Give a verbatim quotation of every record.
◇ ◇ ◇ ◇ ◇
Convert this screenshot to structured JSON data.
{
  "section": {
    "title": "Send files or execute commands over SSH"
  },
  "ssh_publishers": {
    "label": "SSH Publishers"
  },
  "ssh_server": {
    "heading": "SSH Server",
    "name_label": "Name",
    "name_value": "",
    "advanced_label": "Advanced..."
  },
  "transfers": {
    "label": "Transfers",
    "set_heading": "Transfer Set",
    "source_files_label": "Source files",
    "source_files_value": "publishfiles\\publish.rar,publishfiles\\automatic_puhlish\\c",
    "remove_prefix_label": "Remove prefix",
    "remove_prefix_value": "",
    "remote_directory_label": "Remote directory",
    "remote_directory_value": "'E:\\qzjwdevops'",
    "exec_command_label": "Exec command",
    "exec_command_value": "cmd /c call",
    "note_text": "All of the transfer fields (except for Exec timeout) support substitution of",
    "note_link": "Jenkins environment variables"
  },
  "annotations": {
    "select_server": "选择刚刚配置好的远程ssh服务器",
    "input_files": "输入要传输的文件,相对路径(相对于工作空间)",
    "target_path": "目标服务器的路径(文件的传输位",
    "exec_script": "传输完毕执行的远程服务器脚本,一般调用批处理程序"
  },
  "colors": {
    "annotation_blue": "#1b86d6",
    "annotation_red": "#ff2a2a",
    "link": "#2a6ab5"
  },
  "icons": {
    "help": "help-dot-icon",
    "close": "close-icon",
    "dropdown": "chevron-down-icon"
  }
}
◇ ◇ ◇ ◇ ◇
ANSWER TO THE EXERCISE »
Convert this screenshot to structured JSON data.
{
  "section": {
    "title": "Send files or execute commands over SSH"
  },
  "ssh_publishers": {
    "label": "SSH Publishers"
  },
  "ssh_server": {
    "heading": "SSH Server",
    "name_label": "Name",
    "name_value": "",
    "advanced_label": "Advanced..."
  },
  "transfers": {
    "label": "Transfers",
    "set_heading": "Transfer Set",
    "source_files_label": "Source files",
    "source_files_value": "publishfiles\\publish.rar,publishfiles\\automatic_puhlish\\c",
    "remove_prefix_label": "Remove prefix",
    "remove_prefix_value": "",
    "remote_directory_label": "Remote directory",
    "remote_directory_value": "'E:\\qzjwdevops'",
    "exec_command_label": "Exec command",
    "exec_command_value": "cmd /c call",
    "note_text": "All of the transfer fields (except for Exec timeout) support substitution of",
    "note_link": "Jenkins environment variables"
  },
  "annotations": {
    "select_server": "选择刚刚配置好的远程ssh服务器",
    "input_files": "输入要传输的文件,相对路径(相对于工作空间)",
    "target_path": "目标服务器的路径(文件的传输位",
    "exec_script": "传输完毕执行的远程服务器脚本,一般调用批处理程序"
  },
  "colors": {
    "annotation_blue": "#1b86d6",
    "annotation_red": "#ff2a2a",
    "link": "#2a6ab5"
  },
  "icons": {
    "help": "help-dot-icon",
    "close": "close-icon",
    "dropdown": "chevron-down-icon"
  }
}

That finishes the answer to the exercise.